-- Material start --
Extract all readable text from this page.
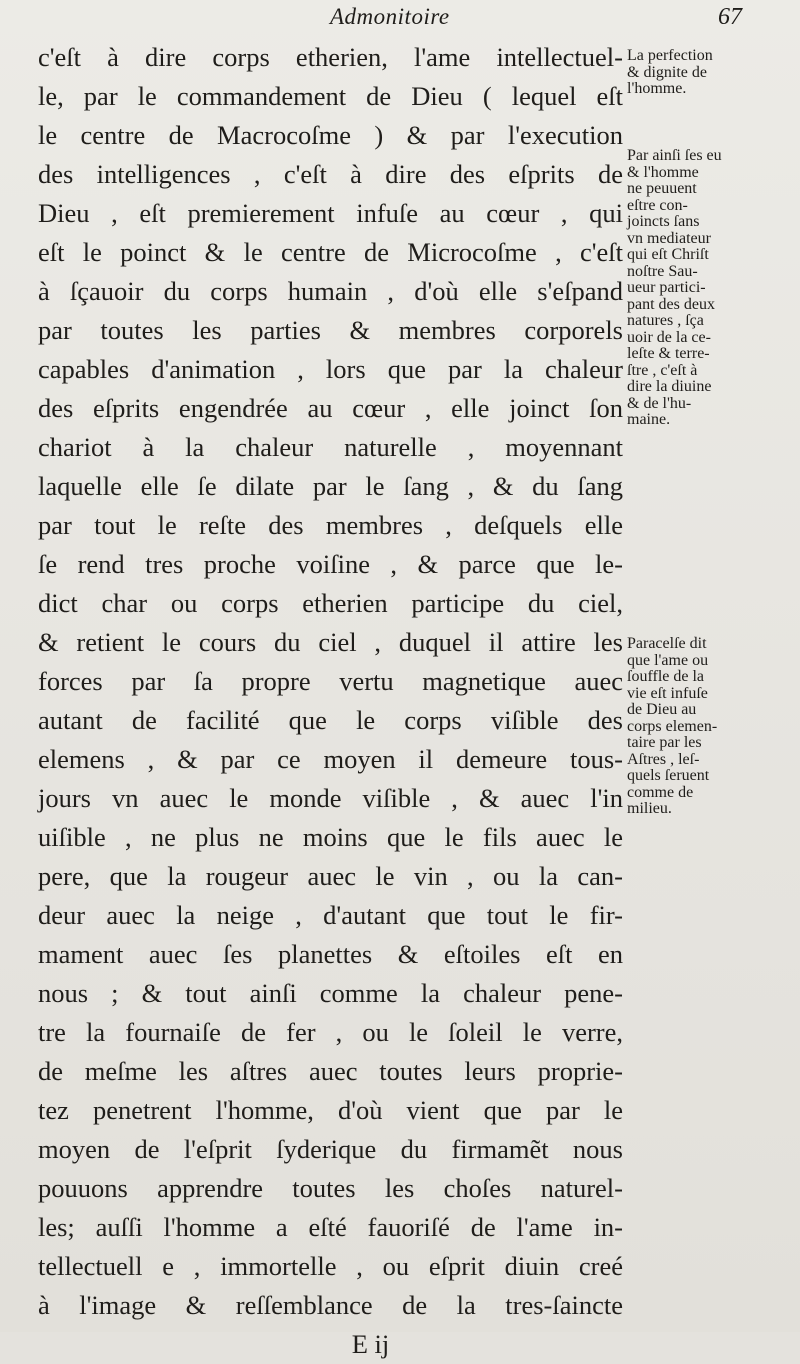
Admonitoire	67
c'eſt à dire corps etherien, l'ame intellectuel-
le, par le commandement de Dieu ( lequel eſt
le centre de Macrocoſme ) & par l'execution
des intelligences , c'eſt à dire des eſprits de
Dieu , eſt premierement infuſe au cœur , qui
eſt le poinct & le centre de Microcoſme , c'eſt
à ſçauoir du corps humain , d'où elle s'eſpand
par toutes les parties & membres corporels
capables d'animation , lors que par la chaleur
des eſprits engendrée au cœur , elle joinct ſon
chariot à la chaleur naturelle , moyennant
laquelle elle ſe dilate par le ſang , & du ſang
par tout le reſte des membres , deſquels elle
ſe rend tres proche voiſine , & parce que le-
dict char ou corps etherien participe du ciel,
& retient le cours du ciel , duquel il attire les
forces par ſa propre vertu magnetique auec
autant de facilité que le corps viſible des
elemens , & par ce moyen il demeure tous-
jours vn auec le monde viſible , & auec l'in
uiſible , ne plus ne moins que le fils auec le
pere, que la rougeur auec le vin , ou la can-
deur auec la neige , d'autant que tout le fir-
mament auec ſes planettes & eſtoiles eſt en
nous ; & tout ainſi comme la chaleur pene-
tre la fournaiſe de fer , ou le ſoleil le verre,
de meſme les aſtres auec toutes leurs proprie-
tez penetrent l'homme, d'où vient que par le
moyen de l'eſprit ſyderique du firmamẽt nous
pouuons apprendre toutes les choſes naturel-
les; auſſi l'homme a eſté fauoriſé de l'ame in-
tellectuell e , immortelle , ou eſprit diuin creé
à l'image & reſſemblance de la tres-ſaincte
E ij
La perfection
& dignite de
l'homme.
Par ainſi ſes eu
& l'homme
ne peuuent
eſtre con-
joincts ſans
vn mediateur
qui eſt Chriſt
noſtre Sau-
ueur partici-
pant des deux
natures , ſça
uoir de la ce-
leſte & terre-
ſtre , c'eſt à
dire la diuine
& de l'hu-
maine.
Paracelſe dit
que l'ame ou
ſouffle de la
vie eſt infuſe
de Dieu au
corps elemen-
taire par les
Aſtres , leſ-
quels ſeruent
comme de
milieu.
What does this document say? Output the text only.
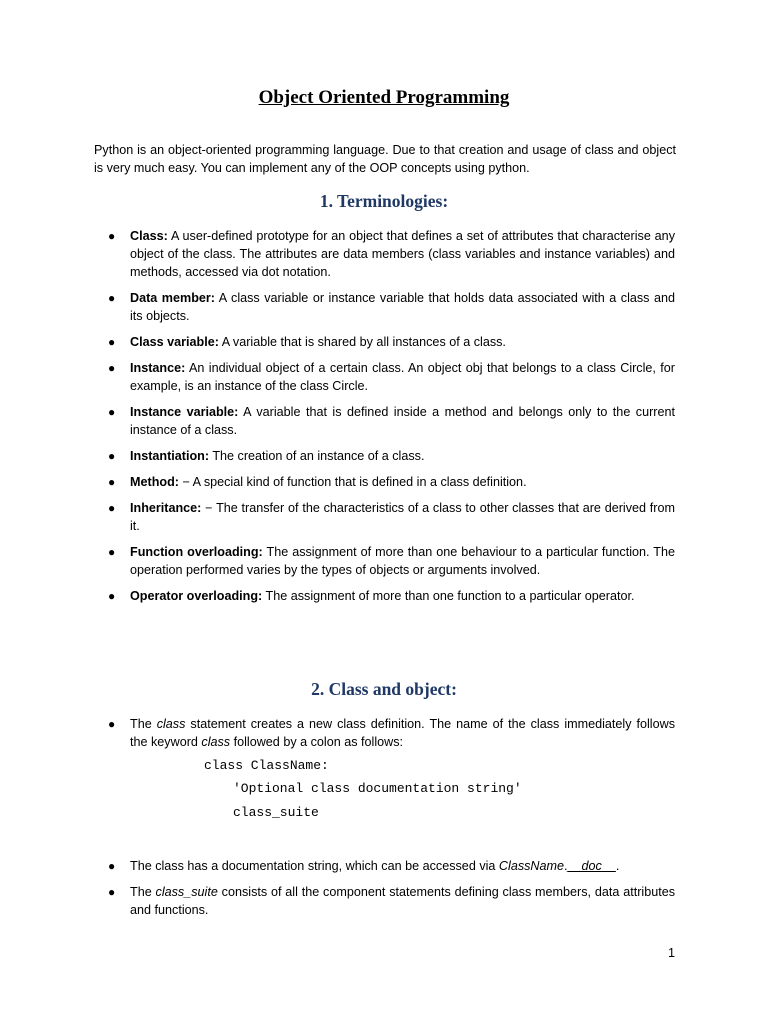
Object Oriented Programming
Python is an object-oriented programming language. Due to that creation and usage of class and object is very much easy. You can implement any of the OOP concepts using python.
1. Terminologies:
● Class: A user-defined prototype for an object that defines a set of attributes that characterise any object of the class. The attributes are data members (class variables and instance variables) and methods, accessed via dot notation.
● Data member: A class variable or instance variable that holds data associated with a class and its objects.
● Class variable: A variable that is shared by all instances of a class.
● Instance: An individual object of a certain class. An object obj that belongs to a class Circle, for example, is an instance of the class Circle.
● Instance variable: A variable that is defined inside a method and belongs only to the current instance of a class.
● Instantiation: The creation of an instance of a class.
● Method: − A special kind of function that is defined in a class definition.
● Inheritance: − The transfer of the characteristics of a class to other classes that are derived from it.
● Function overloading: The assignment of more than one behaviour to a particular function. The operation performed varies by the types of objects or arguments involved.
● Operator overloading: The assignment of more than one function to a particular operator.
2. Class and object:
● The class statement creates a new class definition. The name of the class immediately follows the keyword class followed by a colon as follows:
class ClassName:
'Optional class documentation string'
class_suite
● The class has a documentation string, which can be accessed via ClassName.__doc__.
● The class_suite consists of all the component statements defining class members, data attributes and functions.
1
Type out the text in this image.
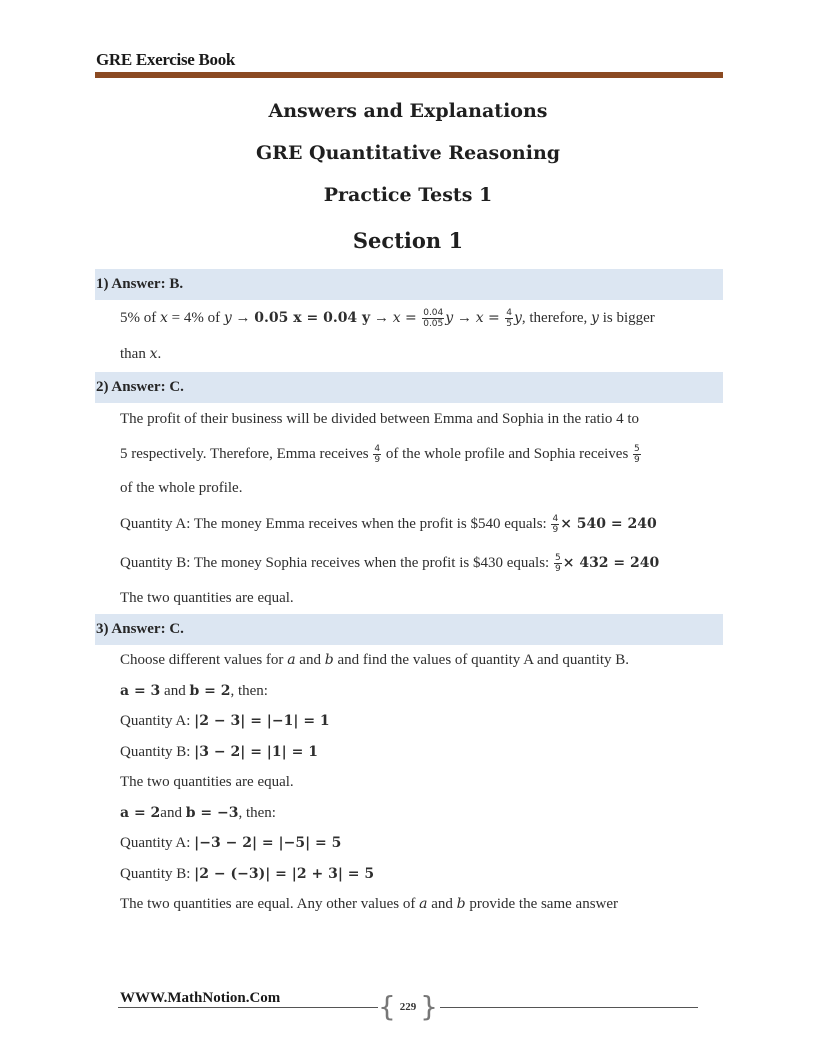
GRE Exercise Book
Answers and Explanations
GRE Quantitative Reasoning
Practice Tests 1
Section 1
1) Answer: B.
5% of x = 4% of y → 0.05 x = 0.04 $y \to x = \frac{0.04}{0.05}$ $y \to x = \frac{4}{5} y$, therefore, y is bigger
than x.
2) Answer: C.
The profit of their business will be divided between Emma and Sophia in the ratio 4 to
5 respectively. Therefore, Emma receives $\frac{4}{9}$ of the whole profile and Sophia receives $\frac{5}{9}$
of the whole profile.
Quantity A: The money Emma receives when the profit is $540 equals: $\frac{4}{9} \times 540 = 240$
Quantity B: The money Sophia receives when the profit is $430 equals: $\frac{5}{9} \times 432 = 240$
The two quantities are equal.
3) Answer: C.
Choose different values for a and b and find the values of quantity A and quantity B.
a = 3 and b = 2, then:
Quantity A: |2 − 3| = |−1| = 1
Quantity B: |3 − 2| = |1| = 1
The two quantities are equal.
a = 2and b = −3, then:
Quantity A: |−3 − 2| = |−5| = 5
Quantity B: |2 − (−3)| = |2 + 3| = 5
The two quantities are equal. Any other values of a and b provide the same answer
WWW.MathNotion.Com	{ 229 }
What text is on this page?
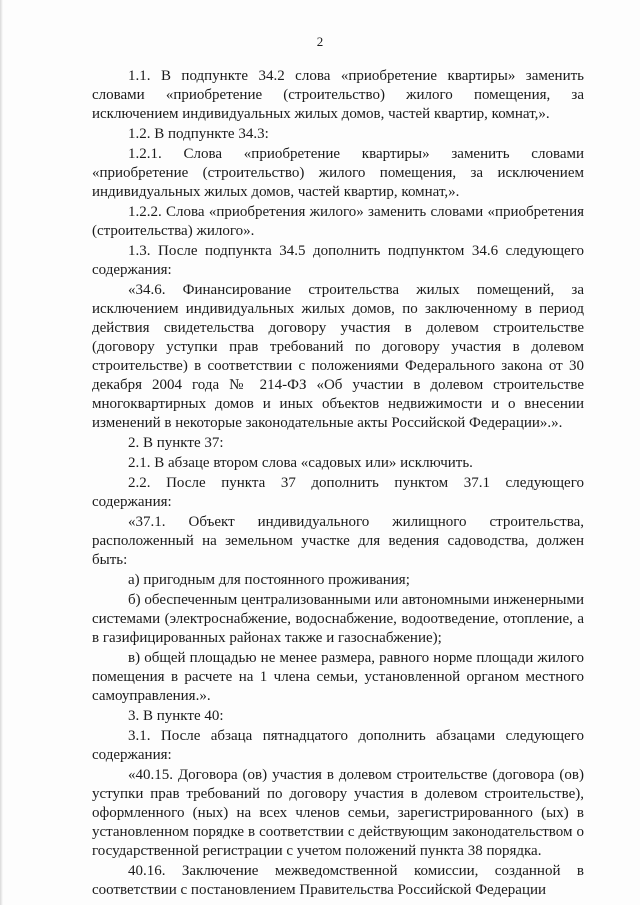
2

1.1. В подпункте 34.2 слова «приобретение квартиры» заменить словами «приобретение (строительство) жилого помещения, за исключением индивидуальных жилых домов, частей квартир, комнат,».

1.2. В подпункте 34.3:

1.2.1. Слова «приобретение квартиры» заменить словами «приобретение (строительство) жилого помещения, за исключением индивидуальных жилых домов, частей квартир, комнат,».

1.2.2. Слова «приобретения жилого» заменить словами «приобретения (строительства) жилого».

1.3. После подпункта 34.5 дополнить подпунктом 34.6 следующего содержания:

«34.6. Финансирование строительства жилых помещений, за исключением индивидуальных жилых домов, по заключенному в период действия свидетельства договору участия в долевом строительстве (договору уступки прав требований по договору участия в долевом строительстве) в соответствии с положениями Федерального закона от 30 декабря 2004 года № 214-ФЗ «Об участии в долевом строительстве многоквартирных домов и иных объектов недвижимости и о внесении изменений в некоторые законодательные акты Российской Федерации».».

2. В пункте 37:

2.1. В абзаце втором слова «садовых или» исключить.

2.2. После пункта 37 дополнить пунктом 37.1 следующего содержания:

«37.1. Объект индивидуального жилищного строительства, расположенный на земельном участке для ведения садоводства, должен быть:

а) пригодным для постоянного проживания;

б) обеспеченным централизованными или автономными инженерными системами (электроснабжение, водоснабжение, водоотведение, отопление, а в газифицированных районах также и газоснабжение);

в) общей площадью не менее размера, равного норме площади жилого помещения в расчете на 1 члена семьи, установленной органом местного самоуправления.».

3. В пункте 40:

3.1. После абзаца пятнадцатого дополнить абзацами следующего содержания:

«40.15. Договора (ов) участия в долевом строительстве (договора (ов) уступки прав требований по договору участия в долевом строительстве), оформленного (ных) на всех членов семьи, зарегистрированного (ых) в установленном порядке в соответствии с действующим законодательством о государственной регистрации с учетом положений пункта 38 порядка.

40.16. Заключение межведомственной комиссии, созданной в соответствии с постановлением Правительства Российской Федерации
-- Material end --
Required work
Copy out all the entries exactly. Images stay out of the copy.

Solution to the exercise
Extract all readable text from this page.
Admonitoire	67
c'eſt à dire corps etherien, l'ame intellectuel-
le, par le commandement de Dieu ( lequel eſt
le centre de Macrocoſme ) & par l'execution
des intelligences , c'eſt à dire des eſprits de
Dieu , eſt premierement infuſe au cœur , qui
eſt le poinct & le centre de Microcoſme , c'eſt
à ſçauoir du corps humain , d'où elle s'eſpand
par toutes les parties & membres corporels
capables d'animation , lors que par la chaleur
des eſprits engendrée au cœur , elle joinct ſon
chariot à la chaleur naturelle , moyennant
laquelle elle ſe dilate par le ſang , & du ſang
par tout le reſte des membres , deſquels elle
ſe rend tres proche voiſine , & parce que le-
dict char ou corps etherien participe du ciel,
& retient le cours du ciel , duquel il attire les
forces par ſa propre vertu magnetique auec
autant de facilité que le corps viſible des
elemens , & par ce moyen il demeure tous-
jours vn auec le monde viſible , & auec l'in
uiſible , ne plus ne moins que le fils auec le
pere, que la rougeur auec le vin , ou la can-
deur auec la neige , d'autant que tout le fir-
mament auec ſes planettes & eſtoiles eſt en
nous ; & tout ainſi comme la chaleur pene-
tre la fournaiſe de fer , ou le ſoleil le verre,
de meſme les aſtres auec toutes leurs proprie-
tez penetrent l'homme, d'où vient que par le
moyen de l'eſprit ſyderique du firmamẽt nous
pouuons apprendre toutes les choſes naturel-
les; auſſi l'homme a eſté fauoriſé de l'ame in-
tellectuell e , immortelle , ou eſprit diuin creé
à l'image & reſſemblance de la tres-ſaincte
E ij
La perfection
& dignite de
l'homme.
Par ainſi ſes eu
& l'homme
ne peuuent
eſtre con-
joincts ſans
vn mediateur
qui eſt Chriſt
noſtre Sau-
ueur partici-
pant des deux
natures , ſça
uoir de la ce-
leſte & terre-
ſtre , c'eſt à
dire la diuine
& de l'hu-
maine.
Paracelſe dit
que l'ame ou
ſouffle de la
vie eſt infuſe
de Dieu au
corps elemen-
taire par les
Aſtres , leſ-
quels ſeruent
comme de
milieu.
What does this document say? Output the text only.
Object Oriented Programming
Python is an object-oriented programming language. Due to that creation and usage of class and object is very much easy. You can implement any of the OOP concepts using python.
1. Terminologies:
● Class: A user-defined prototype for an object that defines a set of attributes that characterise any object of the class. The attributes are data members (class variables and instance variables) and methods, accessed via dot notation.
● Data member: A class variable or instance variable that holds data associated with a class and its objects.
● Class variable: A variable that is shared by all instances of a class.
● Instance: An individual object of a certain class. An object obj that belongs to a class Circle, for example, is an instance of the class Circle.
● Instance variable: A variable that is defined inside a method and belongs only to the current instance of a class.
● Instantiation: The creation of an instance of a class.
● Method: − A special kind of function that is defined in a class definition.
● Inheritance: − The transfer of the characteristics of a class to other classes that are derived from it.
● Function overloading: The assignment of more than one behaviour to a particular function. The operation performed varies by the types of objects or arguments involved.
● Operator overloading: The assignment of more than one function to a particular operator.
2. Class and object:
● The class statement creates a new class definition. The name of the class immediately follows the keyword class followed by a colon as follows:
class ClassName:
'Optional class documentation string'
class_suite
● The class has a documentation string, which can be accessed via ClassName.__doc__.
● The class_suite consists of all the component statements defining class members, data attributes and functions.
1
Type out the text in this image.
GRE Exercise Book
Answers and Explanations
GRE Quantitative Reasoning
Practice Tests 1
Section 1
1) Answer: B.
5% of x = 4% of y → 0.05 x = 0.04 $y \to x = \frac{0.04}{0.05}$ $y \to x = \frac{4}{5} y$, therefore, y is bigger
than x.
2) Answer: C.
The profit of their business will be divided between Emma and Sophia in the ratio 4 to
5 respectively. Therefore, Emma receives $\frac{4}{9}$ of the whole profile and Sophia receives $\frac{5}{9}$
of the whole profile.
Quantity A: The money Emma receives when the profit is $540 equals: $\frac{4}{9} \times 540 = 240$
Quantity B: The money Sophia receives when the profit is $430 equals: $\frac{5}{9} \times 432 = 240$
The two quantities are equal.
3) Answer: C.
Choose different values for a and b and find the values of quantity A and quantity B.
a = 3 and b = 2, then:
Quantity A: |2 − 3| = |−1| = 1
Quantity B: |3 − 2| = |1| = 1
The two quantities are equal.
a = 2and b = −3, then:
Quantity A: |−3 − 2| = |−5| = 5
Quantity B: |2 − (−3)| = |2 + 3| = 5
The two quantities are equal. Any other values of a and b provide the same answer
WWW.MathNotion.Com	{ 229 }
What text is on this page?
2

1.1. В подпункте 34.2 слова «приобретение квартиры» заменить словами «приобретение (строительство) жилого помещения, за исключением индивидуальных жилых домов, частей квартир, комнат,».

1.2. В подпункте 34.3:

1.2.1. Слова «приобретение квартиры» заменить словами «приобретение (строительство) жилого помещения, за исключением индивидуальных жилых домов, частей квартир, комнат,».

1.2.2. Слова «приобретения жилого» заменить словами «приобретения (строительства) жилого».

1.3. После подпункта 34.5 дополнить подпунктом 34.6 следующего содержания:

«34.6. Финансирование строительства жилых помещений, за исключением индивидуальных жилых домов, по заключенному в период действия свидетельства договору участия в долевом строительстве (договору уступки прав требований по договору участия в долевом строительстве) в соответствии с положениями Федерального закона от 30 декабря 2004 года № 214-ФЗ «Об участии в долевом строительстве многоквартирных домов и иных объектов недвижимости и о внесении изменений в некоторые законодательные акты Российской Федерации».».

2. В пункте 37:

2.1. В абзаце втором слова «садовых или» исключить.

2.2. После пункта 37 дополнить пунктом 37.1 следующего содержания:

«37.1. Объект индивидуального жилищного строительства, расположенный на земельном участке для ведения садоводства, должен быть:

а) пригодным для постоянного проживания;

б) обеспеченным централизованными или автономными инженерными системами (электроснабжение, водоснабжение, водоотведение, отопление, а в газифицированных районах также и газоснабжение);

в) общей площадью не менее размера, равного норме площади жилого помещения в расчете на 1 члена семьи, установленной органом местного самоуправления.».

3. В пункте 40:

3.1. После абзаца пятнадцатого дополнить абзацами следующего содержания:

«40.15. Договора (ов) участия в долевом строительстве (договора (ов) уступки прав требований по договору участия в долевом строительстве), оформленного (ных) на всех членов семьи, зарегистрированного (ых) в установленном порядке в соответствии с действующим законодательством о государственной регистрации с учетом положений пункта 38 порядка.

40.16. Заключение межведомственной комиссии, созданной в соответствии с постановлением Правительства Российской Федерации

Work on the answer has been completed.